> **EXCERPTED DATA**
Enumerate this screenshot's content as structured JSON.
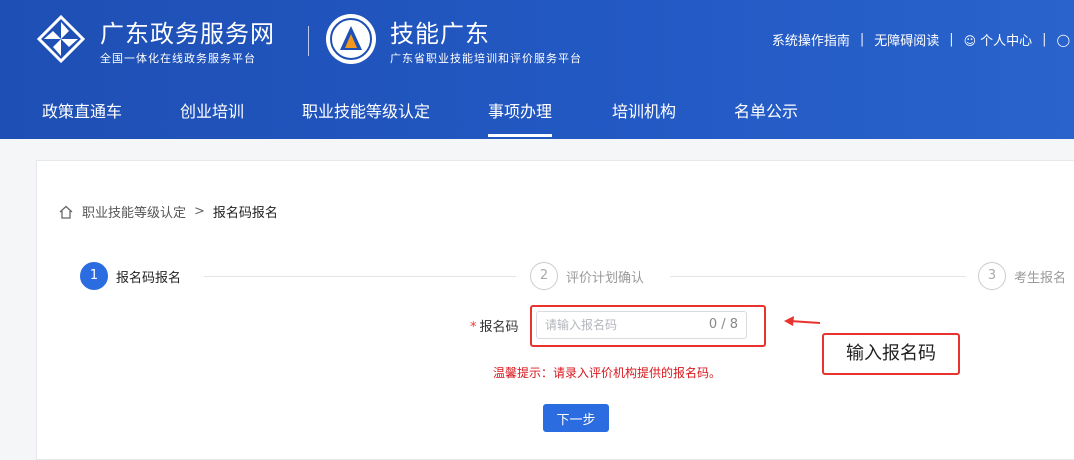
{
  "header": {
    "site_title": "广东政务服务网",
    "site_subtitle": "全国一体化在线政务服务平台",
    "skill_title": "技能广东",
    "skill_subtitle": "广东省职业技能培训和评价服务平台",
    "links": {
      "guide": "系统操作指南",
      "accessible": "无障碍阅读",
      "personal": "个人中心"
    }
  },
  "nav": {
    "items": [
      "政策直通车",
      "创业培训",
      "职业技能等级认定",
      "事项办理",
      "培训机构",
      "名单公示"
    ],
    "active_index": 3
  },
  "breadcrumb": {
    "parent": "职业技能等级认定",
    "separator": ">",
    "current": "报名码报名"
  },
  "steps": [
    {
      "num": "1",
      "label": "报名码报名",
      "state": "active"
    },
    {
      "num": "2",
      "label": "评价计划确认",
      "state": "idle"
    },
    {
      "num": "3",
      "label": "考生报名",
      "state": "idle"
    }
  ],
  "form": {
    "required_mark": "*",
    "label": "报名码",
    "placeholder": "请输入报名码",
    "value": "",
    "counter": "0 / 8",
    "hint": "温馨提示：请录入评价机构提供的报名码。",
    "next_button": "下一步"
  },
  "annotation": {
    "callout_text": "输入报名码",
    "color": "#e8332e"
  },
  "colors": {
    "header_blue": "#2359c4",
    "primary": "#2b6de0",
    "hint_red": "#d9161c"
  }
}
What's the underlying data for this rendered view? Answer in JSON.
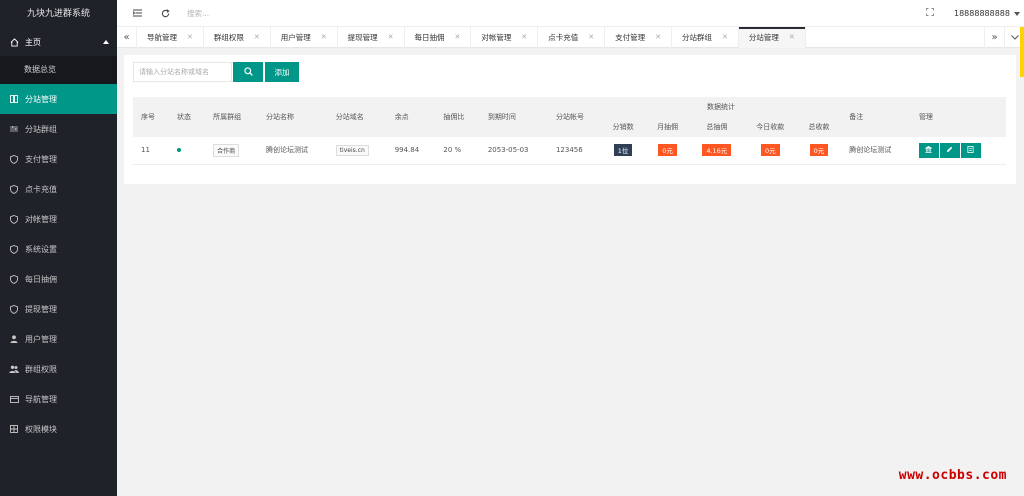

> **EXERCISE PROMPT**
All of the material above needs to be restated exactly, with no pictures.

> **OUTPUT BELOW**
Enumerate this screenshot's content as structured JSON.
{
  "header": {
    "site_title": "广东政务服务网",
    "site_subtitle": "全国一体化在线政务服务平台",
    "skill_title": "技能广东",
    "skill_subtitle": "广东省职业技能培训和评价服务平台",
    "links": {
      "guide": "系统操作指南",
      "accessible": "无障碍阅读",
      "personal": "个人中心"
    }
  },
  "nav": {
    "items": [
      "政策直通车",
      "创业培训",
      "职业技能等级认定",
      "事项办理",
      "培训机构",
      "名单公示"
    ],
    "active_index": 3
  },
  "breadcrumb": {
    "parent": "职业技能等级认定",
    "separator": ">",
    "current": "报名码报名"
  },
  "steps": [
    {
      "num": "1",
      "label": "报名码报名",
      "state": "active"
    },
    {
      "num": "2",
      "label": "评价计划确认",
      "state": "idle"
    },
    {
      "num": "3",
      "label": "考生报名",
      "state": "idle"
    }
  ],
  "form": {
    "required_mark": "*",
    "label": "报名码",
    "placeholder": "请输入报名码",
    "value": "",
    "counter": "0 / 8",
    "hint": "温馨提示：请录入评价机构提供的报名码。",
    "next_button": "下一步"
  },
  "annotation": {
    "callout_text": "输入报名码",
    "color": "#e8332e"
  },
  "colors": {
    "header_blue": "#2359c4",
    "primary": "#2b6de0",
    "hint_red": "#d9161c"
  }
}
What's the underlying data for this rendered view? Answer in JSON.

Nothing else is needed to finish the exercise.